(Layout element listing)
▬▬▬▬▬▬▬▬▬▬
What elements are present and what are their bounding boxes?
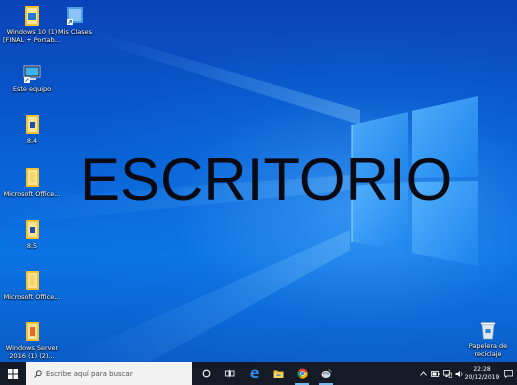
folder-icon bbox=[25, 6, 39, 26]
desktop-icon-folder-8-5[interactable]: 8.5 bbox=[3, 219, 61, 251]
desktop-icon-label: Windows Server 2016 (1) (2)... bbox=[5, 344, 59, 360]
wallpaper-caption: ESCRITORIO bbox=[80, 146, 453, 213]
search-input[interactable] bbox=[46, 369, 186, 378]
recycle-bin-icon bbox=[480, 322, 496, 340]
desktop-icon-label: 8.4 bbox=[26, 137, 38, 145]
tray-network[interactable] bbox=[441, 362, 453, 385]
desktop-icon-microsoft-office-2[interactable]: Microsoft Office... bbox=[3, 270, 61, 302]
folder-icon bbox=[26, 322, 39, 341]
taskbar-cortana-button[interactable] bbox=[194, 362, 218, 385]
desktop-icon-este-equipo[interactable]: Este equipo bbox=[3, 62, 61, 94]
taskbar-app-file-explorer[interactable] bbox=[266, 362, 290, 385]
clock-time: 22:28 bbox=[473, 366, 491, 373]
shortcut-icon bbox=[67, 7, 83, 25]
folder-icon bbox=[26, 168, 39, 187]
battery-icon bbox=[430, 370, 440, 377]
volume-icon bbox=[455, 370, 462, 377]
desktop[interactable]: ESCRITORIO Windows 10 (1) [FINAL + Porta… bbox=[0, 0, 517, 362]
network-icon bbox=[442, 369, 452, 378]
paint-icon bbox=[321, 368, 332, 379]
desktop-icon-windows-server[interactable]: Windows Server 2016 (1) (2)... bbox=[3, 321, 61, 360]
desktop-icon-recycle-bin[interactable]: Papelera de reciclaje bbox=[459, 319, 517, 358]
tray-volume[interactable] bbox=[453, 362, 465, 385]
notification-icon bbox=[503, 369, 513, 378]
taskbar-app-chrome[interactable] bbox=[290, 362, 314, 385]
desktop-icon-mis-clases[interactable]: Mis Clases bbox=[46, 5, 104, 37]
file-explorer-icon bbox=[273, 370, 283, 378]
computer-icon bbox=[23, 65, 41, 83]
clock-date: 20/12/2019 bbox=[464, 373, 500, 381]
tray-overflow-button[interactable] bbox=[417, 362, 429, 385]
folder-icon bbox=[26, 271, 39, 290]
taskbar-app-edge[interactable] bbox=[242, 362, 266, 385]
chrome-icon bbox=[296, 368, 308, 379]
system-tray: 22:28 20/12/2019 bbox=[417, 362, 517, 385]
chevron-up-icon bbox=[419, 371, 427, 376]
desktop-icon-label: 8.5 bbox=[26, 242, 38, 250]
cortana-icon bbox=[202, 369, 210, 378]
desktop-icon-label: Microsoft Office... bbox=[3, 293, 61, 301]
task-view-icon bbox=[225, 369, 235, 378]
edge-icon bbox=[250, 369, 259, 379]
taskbar-clock[interactable]: 22:28 20/12/2019 bbox=[464, 362, 500, 385]
taskbar-search[interactable] bbox=[26, 362, 192, 385]
start-button[interactable] bbox=[0, 362, 26, 385]
folder-icon bbox=[26, 115, 39, 134]
taskbar: 22:28 20/12/2019 bbox=[0, 362, 517, 385]
desktop-icon-label: Este equipo bbox=[12, 85, 52, 93]
desktop-icon-folder-8-4[interactable]: 8.4 bbox=[3, 114, 61, 146]
taskbar-task-view-button[interactable] bbox=[218, 362, 242, 385]
tray-battery[interactable] bbox=[429, 362, 441, 385]
taskbar-app-paint[interactable] bbox=[314, 362, 338, 385]
desktop-icon-label: Papelera de reciclaje bbox=[468, 342, 508, 358]
desktop-icon-label: Mis Clases bbox=[58, 28, 92, 36]
folder-icon bbox=[26, 220, 39, 239]
search-icon bbox=[34, 369, 42, 378]
windows-logo-icon bbox=[8, 368, 18, 379]
desktop-icon-microsoft-office-1[interactable]: Microsoft Office... bbox=[3, 167, 61, 199]
desktop-icon-label: Microsoft Office... bbox=[3, 190, 61, 198]
action-center-button[interactable] bbox=[499, 362, 517, 385]
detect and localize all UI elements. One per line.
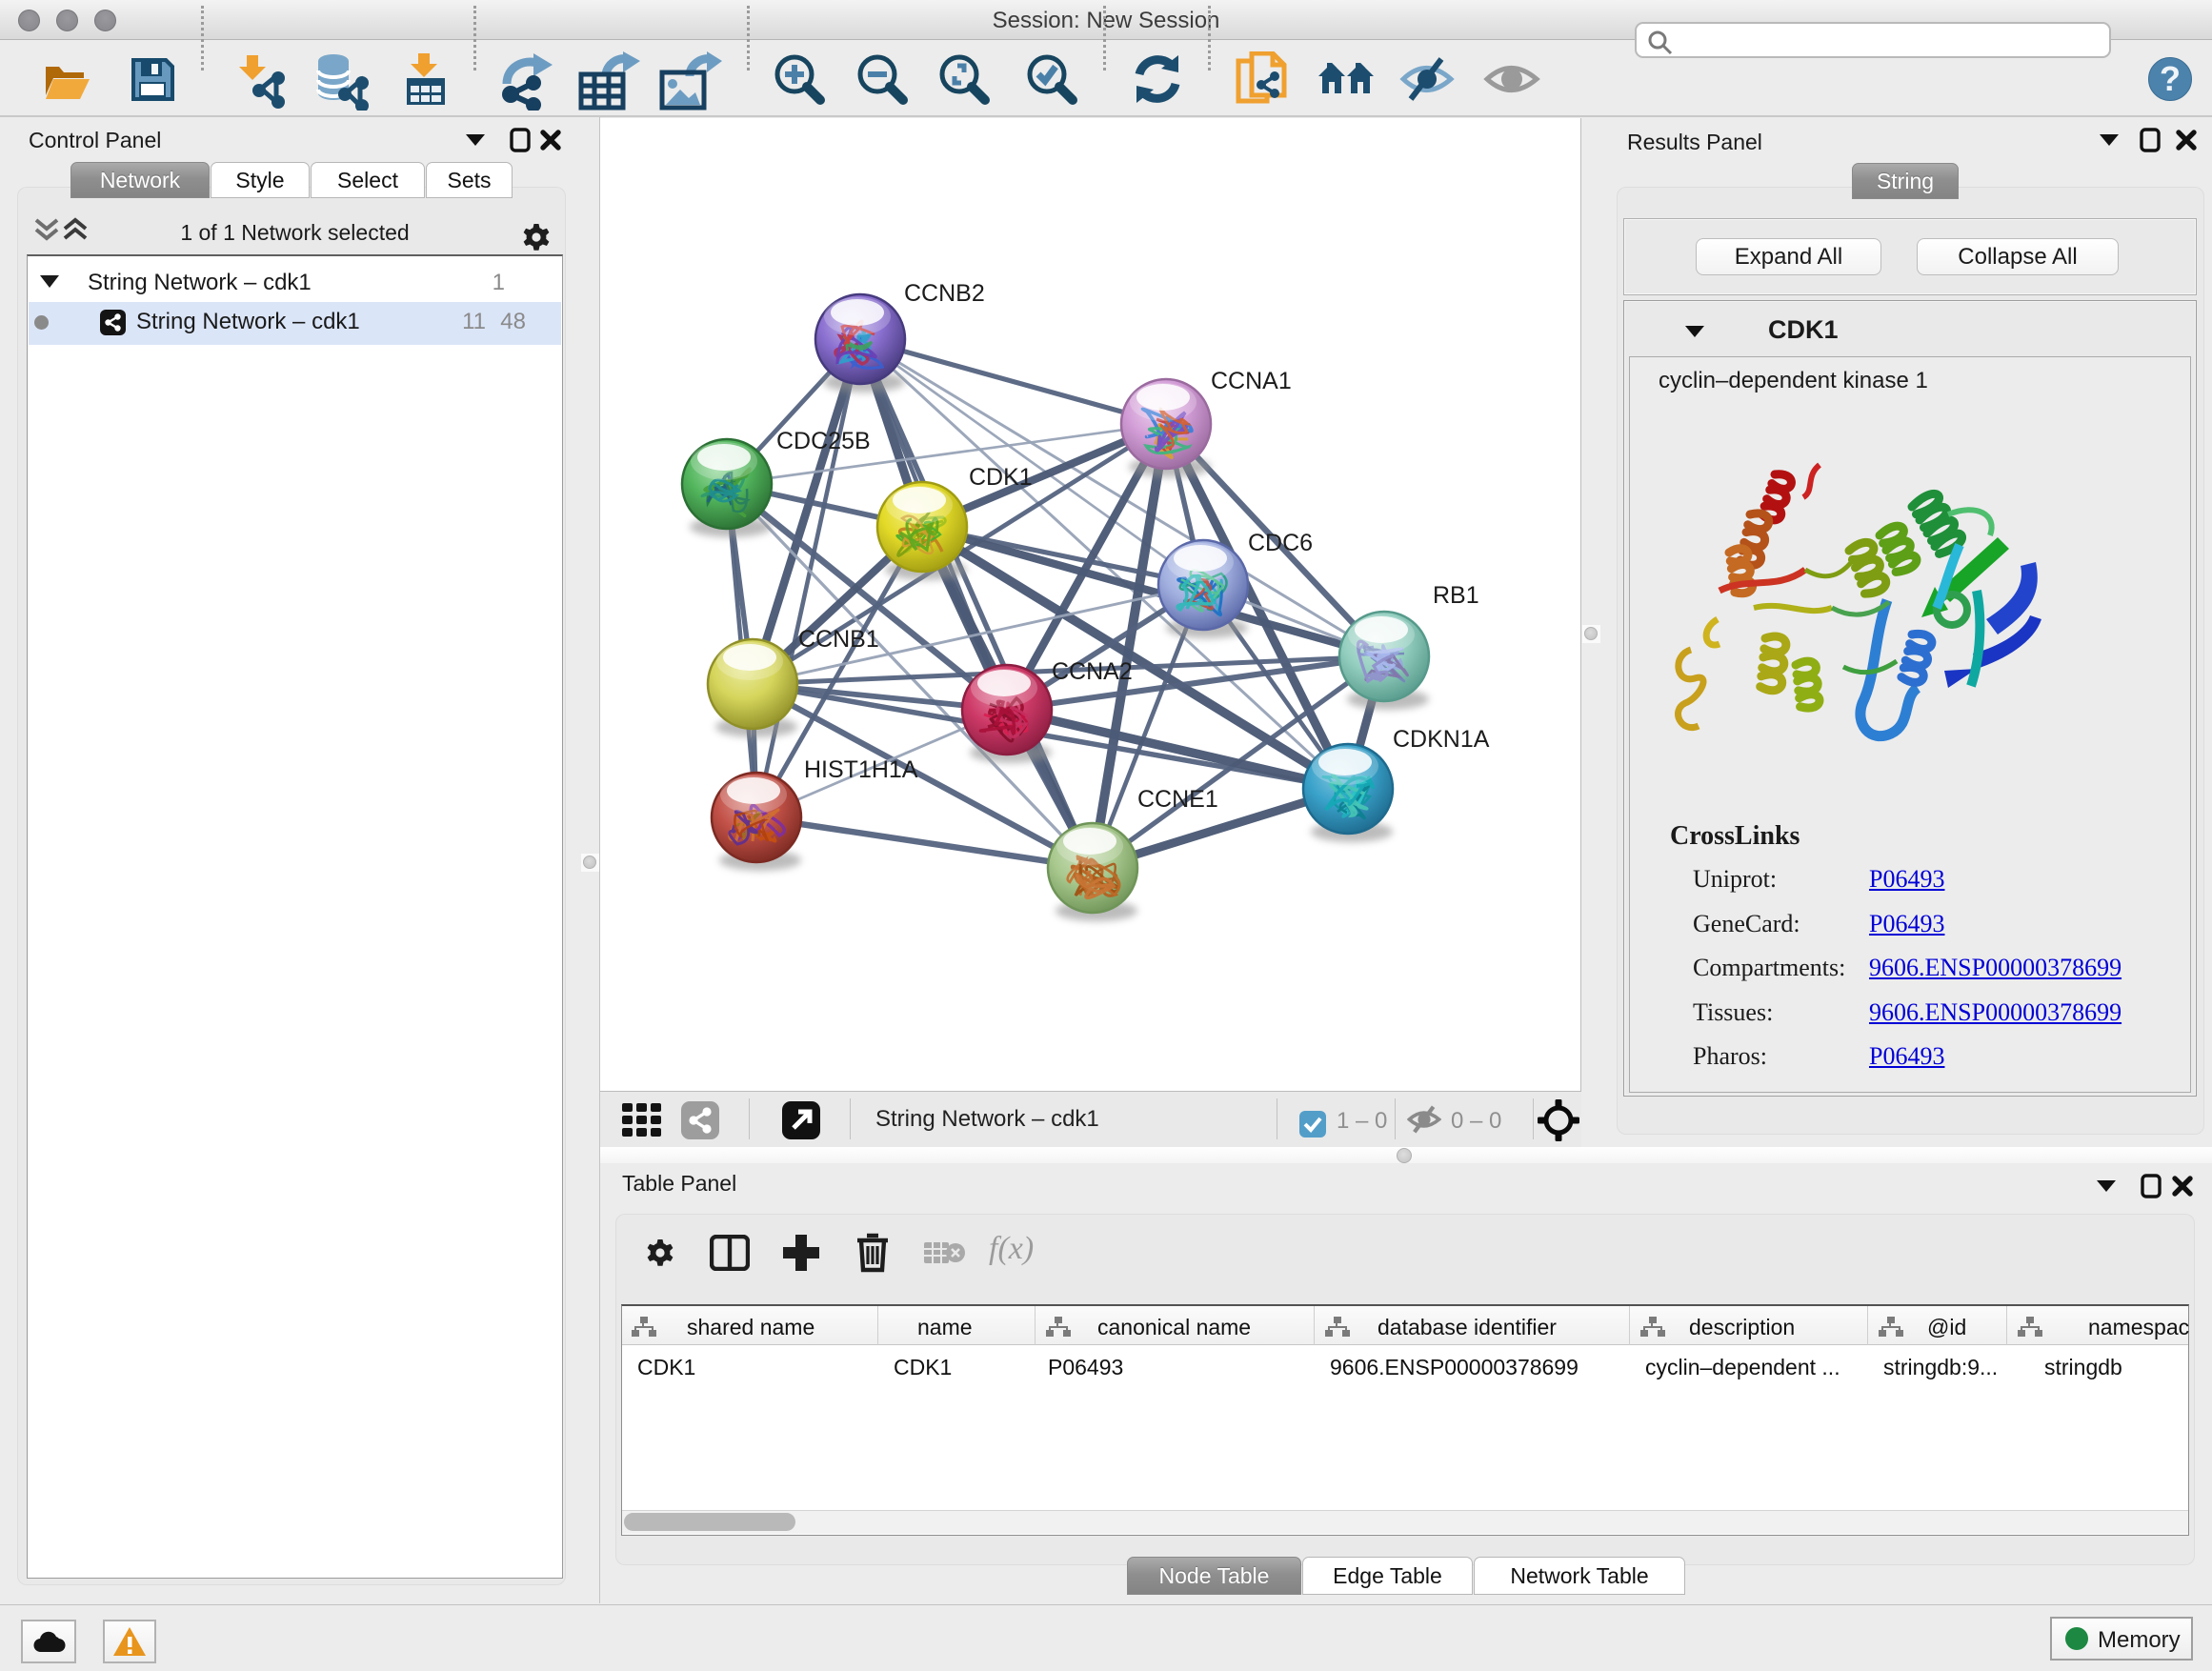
▬▬▬▬▬▬▬▬▬▬
**Given request**
Reproduce the listing above with "folder-icon" switched to "directory-icon" everywhere it appears and everything else left as is. Omit the pictures.

**Right answer**
What elements are present and what are their bounding boxes?
directory-icon bbox=[25, 6, 39, 26]
desktop-icon-folder-8-5[interactable]: 8.5 bbox=[3, 219, 61, 251]
desktop-icon-label: Windows Server 2016 (1) (2)... bbox=[5, 344, 59, 360]
wallpaper-caption: ESCRITORIO bbox=[80, 146, 453, 213]
search-input[interactable] bbox=[46, 369, 186, 378]
recycle-bin-icon bbox=[480, 322, 496, 340]
desktop-icon-label: 8.4 bbox=[26, 137, 38, 145]
tray-network[interactable] bbox=[441, 362, 453, 385]
desktop-icon-microsoft-office-2[interactable]: Microsoft Office... bbox=[3, 270, 61, 302]
directory-icon bbox=[26, 322, 39, 341]
taskbar-cortana-button[interactable] bbox=[194, 362, 218, 385]
desktop-icon-este-equipo[interactable]: Este equipo bbox=[3, 62, 61, 94]
taskbar-app-file-explorer[interactable] bbox=[266, 362, 290, 385]
clock-time: 22:28 bbox=[473, 366, 491, 373]
shortcut-icon bbox=[67, 7, 83, 25]
directory-icon bbox=[26, 168, 39, 187]
battery-icon bbox=[430, 370, 440, 377]
volume-icon bbox=[455, 370, 462, 377]
desktop[interactable]: ESCRITORIO Windows 10 (1) [FINAL + Porta… bbox=[0, 0, 517, 362]
network-icon bbox=[442, 369, 452, 378]
paint-icon bbox=[321, 368, 332, 379]
desktop-icon-windows-server[interactable]: Windows Server 2016 (1) (2)... bbox=[3, 321, 61, 360]
desktop-icon-recycle-bin[interactable]: Papelera de reciclaje bbox=[459, 319, 517, 358]
tray-volume[interactable] bbox=[453, 362, 465, 385]
notification-icon bbox=[503, 369, 513, 378]
taskbar-app-chrome[interactable] bbox=[290, 362, 314, 385]
desktop-icon-mis-clases[interactable]: Mis Clases bbox=[46, 5, 104, 37]
file-explorer-icon bbox=[273, 370, 283, 378]
computer-icon bbox=[23, 65, 41, 83]
clock-date: 20/12/2019 bbox=[464, 373, 500, 381]
tray-overflow-button[interactable] bbox=[417, 362, 429, 385]
directory-icon bbox=[26, 271, 39, 290]
taskbar-app-edge[interactable] bbox=[242, 362, 266, 385]
chrome-icon bbox=[296, 368, 308, 379]
system-tray: 22:28 20/12/2019 bbox=[417, 362, 517, 385]
chevron-up-icon bbox=[419, 371, 427, 376]
desktop-icon-label: 8.5 bbox=[26, 242, 38, 250]
cortana-icon bbox=[202, 369, 210, 378]
desktop-icon-label: Microsoft Office... bbox=[3, 293, 61, 301]
task-view-icon bbox=[225, 369, 235, 378]
edge-icon bbox=[250, 369, 259, 379]
taskbar-clock[interactable]: 22:28 20/12/2019 bbox=[464, 362, 500, 385]
taskbar-search[interactable] bbox=[26, 362, 192, 385]
start-button[interactable] bbox=[0, 362, 26, 385]
directory-icon bbox=[26, 115, 39, 134]
taskbar: 22:28 20/12/2019 bbox=[0, 362, 517, 385]
desktop-icon-label: Este equipo bbox=[12, 85, 52, 93]
desktop-icon-folder-8-4[interactable]: 8.4 bbox=[3, 114, 61, 146]
taskbar-task-view-button[interactable] bbox=[218, 362, 242, 385]
tray-battery[interactable] bbox=[429, 362, 441, 385]
taskbar-app-paint[interactable] bbox=[314, 362, 338, 385]
desktop-icon-label: Papelera de reciclaje bbox=[468, 342, 508, 358]
desktop-icon-label: Mis Clases bbox=[58, 28, 92, 36]
directory-icon bbox=[26, 220, 39, 239]
search-icon bbox=[34, 369, 42, 378]
windows-logo-icon bbox=[8, 368, 18, 379]
desktop-icon-microsoft-office-1[interactable]: Microsoft Office... bbox=[3, 167, 61, 199]
desktop-icon-label: Microsoft Office... bbox=[3, 190, 61, 198]
action-center-button[interactable] bbox=[499, 362, 517, 385]
detect and localize all UI elements. One per line.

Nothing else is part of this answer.